Pull out every line below that holds the word "Lines".

-------------------------

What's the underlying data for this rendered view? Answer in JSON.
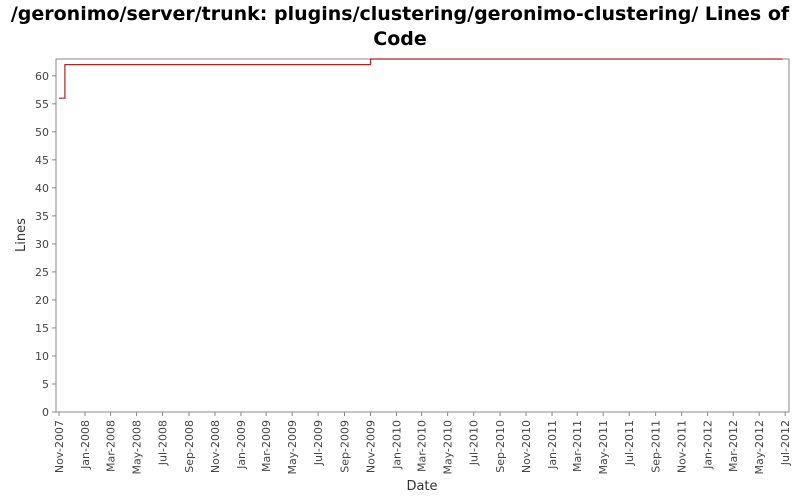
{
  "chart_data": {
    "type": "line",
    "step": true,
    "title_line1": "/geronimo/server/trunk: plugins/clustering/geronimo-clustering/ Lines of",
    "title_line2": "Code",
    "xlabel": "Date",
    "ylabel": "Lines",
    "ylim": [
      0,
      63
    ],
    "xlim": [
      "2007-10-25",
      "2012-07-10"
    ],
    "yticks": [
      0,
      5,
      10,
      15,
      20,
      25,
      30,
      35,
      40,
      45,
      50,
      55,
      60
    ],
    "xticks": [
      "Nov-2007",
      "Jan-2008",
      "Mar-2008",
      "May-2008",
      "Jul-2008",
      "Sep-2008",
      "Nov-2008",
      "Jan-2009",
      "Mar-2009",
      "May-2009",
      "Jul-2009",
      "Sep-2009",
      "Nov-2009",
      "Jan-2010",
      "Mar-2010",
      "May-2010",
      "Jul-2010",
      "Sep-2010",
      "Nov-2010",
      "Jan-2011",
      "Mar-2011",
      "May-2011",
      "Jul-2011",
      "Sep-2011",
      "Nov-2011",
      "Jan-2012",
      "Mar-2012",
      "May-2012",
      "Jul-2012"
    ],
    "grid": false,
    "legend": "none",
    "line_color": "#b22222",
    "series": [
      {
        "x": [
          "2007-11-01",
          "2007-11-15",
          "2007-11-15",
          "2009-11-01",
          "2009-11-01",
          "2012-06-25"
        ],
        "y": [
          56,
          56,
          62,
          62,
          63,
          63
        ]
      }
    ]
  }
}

-------------------------

THE SOLUTION:
    "title_line1": "/geronimo/server/trunk: plugins/clustering/geronimo-clustering/ Lines of",
    "ylabel": "Lines",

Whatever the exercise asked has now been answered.